_Data supplied_
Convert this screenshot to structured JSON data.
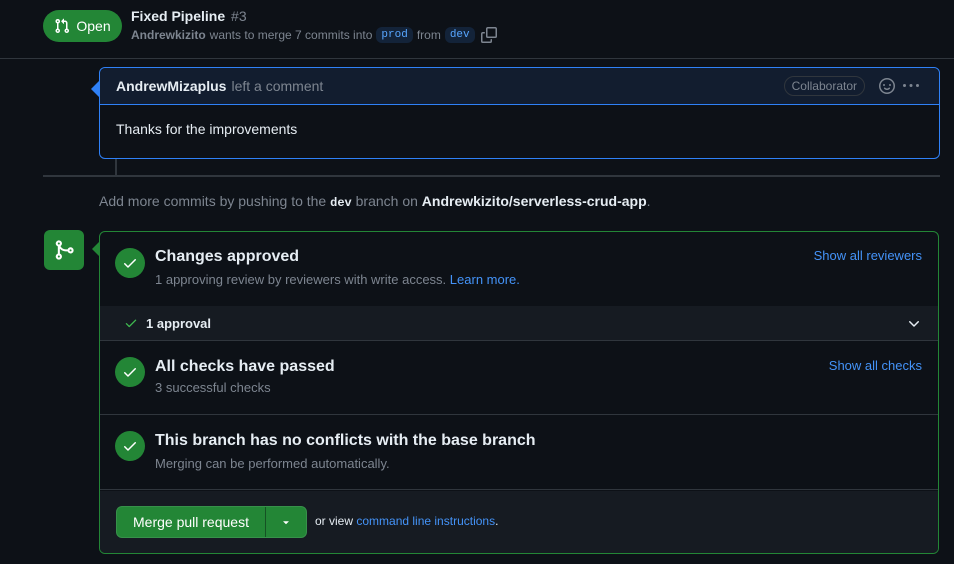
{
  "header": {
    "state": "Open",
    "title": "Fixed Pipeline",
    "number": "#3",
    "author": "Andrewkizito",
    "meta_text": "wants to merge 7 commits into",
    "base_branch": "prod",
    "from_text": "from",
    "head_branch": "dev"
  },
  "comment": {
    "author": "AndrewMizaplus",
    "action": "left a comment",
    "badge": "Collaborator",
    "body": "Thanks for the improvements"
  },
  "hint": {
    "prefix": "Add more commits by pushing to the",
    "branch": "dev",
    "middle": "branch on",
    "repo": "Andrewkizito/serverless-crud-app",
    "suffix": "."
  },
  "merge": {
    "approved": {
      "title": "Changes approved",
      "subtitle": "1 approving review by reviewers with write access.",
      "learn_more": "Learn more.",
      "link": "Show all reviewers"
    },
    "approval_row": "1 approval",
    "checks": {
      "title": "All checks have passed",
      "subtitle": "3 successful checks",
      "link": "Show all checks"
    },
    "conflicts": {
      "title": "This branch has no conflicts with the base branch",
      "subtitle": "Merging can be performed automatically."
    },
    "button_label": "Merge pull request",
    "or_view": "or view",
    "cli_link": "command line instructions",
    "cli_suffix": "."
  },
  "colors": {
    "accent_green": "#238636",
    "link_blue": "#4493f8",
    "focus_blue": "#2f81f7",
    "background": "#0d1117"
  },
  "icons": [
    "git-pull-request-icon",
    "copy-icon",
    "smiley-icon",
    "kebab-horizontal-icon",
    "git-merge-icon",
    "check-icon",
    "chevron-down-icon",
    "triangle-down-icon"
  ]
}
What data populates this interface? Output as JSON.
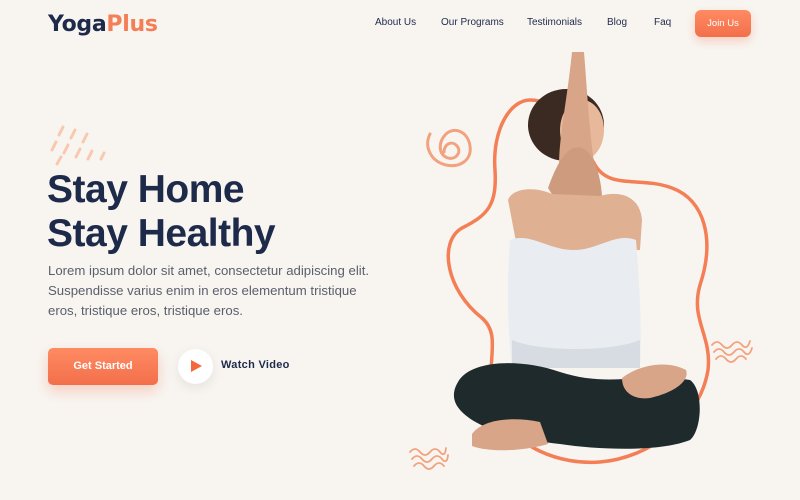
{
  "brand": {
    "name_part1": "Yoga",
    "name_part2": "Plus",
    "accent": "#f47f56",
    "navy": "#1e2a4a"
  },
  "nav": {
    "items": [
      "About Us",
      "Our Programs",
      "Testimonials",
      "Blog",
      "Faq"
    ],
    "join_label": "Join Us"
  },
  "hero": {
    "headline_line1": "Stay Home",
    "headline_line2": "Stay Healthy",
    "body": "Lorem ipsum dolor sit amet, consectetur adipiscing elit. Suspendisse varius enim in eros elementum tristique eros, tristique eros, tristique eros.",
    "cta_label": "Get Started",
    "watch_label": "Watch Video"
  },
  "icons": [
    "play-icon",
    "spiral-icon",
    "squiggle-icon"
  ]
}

_What is asked_
Starting at the line that contains "What data populates", please write out every line to the end of the entries, inclusive, copied exactly and with pictures omitted.

_Reply to the exercise_
What data populates this interface? Output as JSON.
{
  "brand": {
    "name_part1": "Yoga",
    "name_part2": "Plus",
    "accent": "#f47f56",
    "navy": "#1e2a4a"
  },
  "nav": {
    "items": [
      "About Us",
      "Our Programs",
      "Testimonials",
      "Blog",
      "Faq"
    ],
    "join_label": "Join Us"
  },
  "hero": {
    "headline_line1": "Stay Home",
    "headline_line2": "Stay Healthy",
    "body": "Lorem ipsum dolor sit amet, consectetur adipiscing elit. Suspendisse varius enim in eros elementum tristique eros, tristique eros, tristique eros.",
    "cta_label": "Get Started",
    "watch_label": "Watch Video"
  },
  "icons": [
    "play-icon",
    "spiral-icon",
    "squiggle-icon"
  ]
}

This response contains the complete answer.